▶ [Problem details]:
Retype the records below exactly as they appear.

Saved entries
------------------------------------------------------------
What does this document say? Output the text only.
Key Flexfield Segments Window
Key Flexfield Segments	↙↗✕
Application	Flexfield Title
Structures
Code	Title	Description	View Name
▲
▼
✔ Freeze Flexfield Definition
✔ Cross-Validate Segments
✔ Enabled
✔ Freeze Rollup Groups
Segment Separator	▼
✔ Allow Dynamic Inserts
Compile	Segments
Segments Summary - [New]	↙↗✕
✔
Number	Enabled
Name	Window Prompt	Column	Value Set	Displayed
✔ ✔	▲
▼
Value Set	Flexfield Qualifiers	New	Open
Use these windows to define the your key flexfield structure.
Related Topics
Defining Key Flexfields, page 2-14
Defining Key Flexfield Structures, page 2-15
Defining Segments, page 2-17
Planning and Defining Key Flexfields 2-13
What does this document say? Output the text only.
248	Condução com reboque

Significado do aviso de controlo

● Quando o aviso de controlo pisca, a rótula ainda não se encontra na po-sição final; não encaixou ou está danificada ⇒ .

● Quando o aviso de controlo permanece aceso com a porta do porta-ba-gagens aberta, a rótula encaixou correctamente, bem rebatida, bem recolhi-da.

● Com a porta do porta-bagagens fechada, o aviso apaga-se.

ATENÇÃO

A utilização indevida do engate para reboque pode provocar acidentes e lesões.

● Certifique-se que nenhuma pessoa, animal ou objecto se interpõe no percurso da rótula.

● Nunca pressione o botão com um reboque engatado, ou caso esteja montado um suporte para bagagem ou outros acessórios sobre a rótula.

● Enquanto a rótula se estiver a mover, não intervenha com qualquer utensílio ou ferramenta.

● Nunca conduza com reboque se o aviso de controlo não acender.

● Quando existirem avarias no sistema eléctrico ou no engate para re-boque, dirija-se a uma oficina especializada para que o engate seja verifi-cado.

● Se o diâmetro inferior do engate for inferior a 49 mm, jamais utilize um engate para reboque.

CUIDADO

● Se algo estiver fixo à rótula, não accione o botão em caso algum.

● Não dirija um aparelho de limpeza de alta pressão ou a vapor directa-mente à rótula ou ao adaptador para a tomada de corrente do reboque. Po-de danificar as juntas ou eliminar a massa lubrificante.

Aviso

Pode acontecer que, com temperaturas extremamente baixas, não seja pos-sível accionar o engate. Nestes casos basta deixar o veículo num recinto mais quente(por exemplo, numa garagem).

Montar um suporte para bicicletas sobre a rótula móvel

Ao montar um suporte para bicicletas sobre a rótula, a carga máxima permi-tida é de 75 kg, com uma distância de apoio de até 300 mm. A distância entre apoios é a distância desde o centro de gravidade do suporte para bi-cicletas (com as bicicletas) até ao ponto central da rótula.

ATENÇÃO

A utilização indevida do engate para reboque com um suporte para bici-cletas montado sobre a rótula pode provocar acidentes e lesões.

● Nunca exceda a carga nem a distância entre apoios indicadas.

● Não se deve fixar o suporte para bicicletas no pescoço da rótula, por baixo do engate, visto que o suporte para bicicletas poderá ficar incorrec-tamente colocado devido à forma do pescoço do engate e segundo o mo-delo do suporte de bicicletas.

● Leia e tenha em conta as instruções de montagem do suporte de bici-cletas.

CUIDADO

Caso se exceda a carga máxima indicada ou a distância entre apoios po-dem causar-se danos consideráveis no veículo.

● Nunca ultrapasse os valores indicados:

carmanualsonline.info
------------------------------------------------------------
▶ [Result below]:
What does this document say? Output the text only.
Key Flexfield Segments Window
Key Flexfield Segments	↙↗✕
Application	Flexfield Title
Structures
Code	Title	Description	View Name
▲
▼
✔ Freeze Flexfield Definition
✔ Cross-Validate Segments
✔ Enabled
✔ Freeze Rollup Groups
Segment Separator	▼
✔ Allow Dynamic Inserts
Compile	Segments
Segments Summary - [New]	↙↗✕
✔
Number	Enabled
Name	Window Prompt	Column	Value Set	Displayed
✔ ✔	▲
▼
Value Set	Flexfield Qualifiers	New	Open
Use these windows to define the your key flexfield structure.
Related Topics
Defining Key Flexfields, page 2-14
Defining Key Flexfield Structures, page 2-15
Defining Segments, page 2-17
Planning and Defining Key Flexfields 2-13
What does this document say? Output the text only.
248	Condução com reboque

Significado do aviso de controlo

● Quando o aviso de controlo pisca, a rótula ainda não se encontra na po-sição final; não encaixou ou está danificada ⇒ .

● Quando o aviso de controlo permanece aceso com a porta do porta-ba-gagens aberta, a rótula encaixou correctamente, bem rebatida, bem recolhi-da.

● Com a porta do porta-bagagens fechada, o aviso apaga-se.

ATENÇÃO

A utilização indevida do engate para reboque pode provocar acidentes e lesões.

● Certifique-se que nenhuma pessoa, animal ou objecto se interpõe no percurso da rótula.

● Nunca pressione o botão com um reboque engatado, ou caso esteja montado um suporte para bagagem ou outros acessórios sobre a rótula.

● Enquanto a rótula se estiver a mover, não intervenha com qualquer utensílio ou ferramenta.

● Nunca conduza com reboque se o aviso de controlo não acender.

● Quando existirem avarias no sistema eléctrico ou no engate para re-boque, dirija-se a uma oficina especializada para que o engate seja verifi-cado.

● Se o diâmetro inferior do engate for inferior a 49 mm, jamais utilize um engate para reboque.

CUIDADO

● Se algo estiver fixo à rótula, não accione o botão em caso algum.

● Não dirija um aparelho de limpeza de alta pressão ou a vapor directa-mente à rótula ou ao adaptador para a tomada de corrente do reboque. Po-de danificar as juntas ou eliminar a massa lubrificante.

Aviso

Pode acontecer que, com temperaturas extremamente baixas, não seja pos-sível accionar o engate. Nestes casos basta deixar o veículo num recinto mais quente(por exemplo, numa garagem).

Montar um suporte para bicicletas sobre a rótula móvel

Ao montar um suporte para bicicletas sobre a rótula, a carga máxima permi-tida é de 75 kg, com uma distância de apoio de até 300 mm. A distância entre apoios é a distância desde o centro de gravidade do suporte para bi-cicletas (com as bicicletas) até ao ponto central da rótula.

ATENÇÃO

A utilização indevida do engate para reboque com um suporte para bici-cletas montado sobre a rótula pode provocar acidentes e lesões.

● Nunca exceda a carga nem a distância entre apoios indicadas.

● Não se deve fixar o suporte para bicicletas no pescoço da rótula, por baixo do engate, visto que o suporte para bicicletas poderá ficar incorrec-tamente colocado devido à forma do pescoço do engate e segundo o mo-delo do suporte de bicicletas.

● Leia e tenha em conta as instruções de montagem do suporte de bici-cletas.

CUIDADO

Caso se exceda a carga máxima indicada ou a distância entre apoios po-dem causar-se danos consideráveis no veículo.

● Nunca ultrapasse os valores indicados:

carmanualsonline.info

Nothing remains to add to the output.